:: Your goal ::
Return every record verbatim.

[Start of Supplied data]

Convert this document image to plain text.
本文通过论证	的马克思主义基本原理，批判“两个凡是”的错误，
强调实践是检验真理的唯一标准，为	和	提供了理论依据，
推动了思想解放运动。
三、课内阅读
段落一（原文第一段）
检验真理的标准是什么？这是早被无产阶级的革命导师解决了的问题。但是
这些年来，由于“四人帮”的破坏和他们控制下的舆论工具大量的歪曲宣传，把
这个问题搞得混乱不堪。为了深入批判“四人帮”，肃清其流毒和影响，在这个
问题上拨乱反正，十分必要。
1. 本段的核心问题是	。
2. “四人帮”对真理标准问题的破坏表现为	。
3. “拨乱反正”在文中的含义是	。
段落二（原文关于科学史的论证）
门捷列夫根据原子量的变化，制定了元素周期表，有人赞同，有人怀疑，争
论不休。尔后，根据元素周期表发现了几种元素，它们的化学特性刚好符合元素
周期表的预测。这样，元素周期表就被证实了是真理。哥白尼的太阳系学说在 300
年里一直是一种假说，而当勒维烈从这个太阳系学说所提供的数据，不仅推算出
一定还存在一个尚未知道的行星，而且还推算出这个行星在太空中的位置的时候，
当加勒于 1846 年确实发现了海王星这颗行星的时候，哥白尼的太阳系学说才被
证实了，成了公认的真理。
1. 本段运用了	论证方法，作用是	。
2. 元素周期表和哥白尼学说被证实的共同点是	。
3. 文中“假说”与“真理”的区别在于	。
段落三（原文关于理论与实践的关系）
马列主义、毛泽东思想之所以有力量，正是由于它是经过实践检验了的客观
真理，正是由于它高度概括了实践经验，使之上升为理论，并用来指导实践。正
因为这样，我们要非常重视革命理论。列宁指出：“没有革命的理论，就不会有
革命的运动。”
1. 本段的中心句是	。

[End of Supplied data]

:: Exercise result ::
Convert this document image to plain text.
本文通过论证	的马克思主义基本原理，批判“两个凡是”的错误，
强调实践是检验真理的唯一标准，为	和	提供了理论依据，
推动了思想解放运动。
三、课内阅读
段落一（原文第一段）
检验真理的标准是什么？这是早被无产阶级的革命导师解决了的问题。但是
这些年来，由于“四人帮”的破坏和他们控制下的舆论工具大量的歪曲宣传，把
这个问题搞得混乱不堪。为了深入批判“四人帮”，肃清其流毒和影响，在这个
问题上拨乱反正，十分必要。
1. 本段的核心问题是	。
2. “四人帮”对真理标准问题的破坏表现为	。
3. “拨乱反正”在文中的含义是	。
段落二（原文关于科学史的论证）
门捷列夫根据原子量的变化，制定了元素周期表，有人赞同，有人怀疑，争
论不休。尔后，根据元素周期表发现了几种元素，它们的化学特性刚好符合元素
周期表的预测。这样，元素周期表就被证实了是真理。哥白尼的太阳系学说在 300
年里一直是一种假说，而当勒维烈从这个太阳系学说所提供的数据，不仅推算出
一定还存在一个尚未知道的行星，而且还推算出这个行星在太空中的位置的时候，
当加勒于 1846 年确实发现了海王星这颗行星的时候，哥白尼的太阳系学说才被
证实了，成了公认的真理。
1. 本段运用了	论证方法，作用是	。
2. 元素周期表和哥白尼学说被证实的共同点是	。
3. 文中“假说”与“真理”的区别在于	。
段落三（原文关于理论与实践的关系）
马列主义、毛泽东思想之所以有力量，正是由于它是经过实践检验了的客观
真理，正是由于它高度概括了实践经验，使之上升为理论，并用来指导实践。正
因为这样，我们要非常重视革命理论。列宁指出：“没有革命的理论，就不会有
革命的运动。”
1. 本段的中心句是	。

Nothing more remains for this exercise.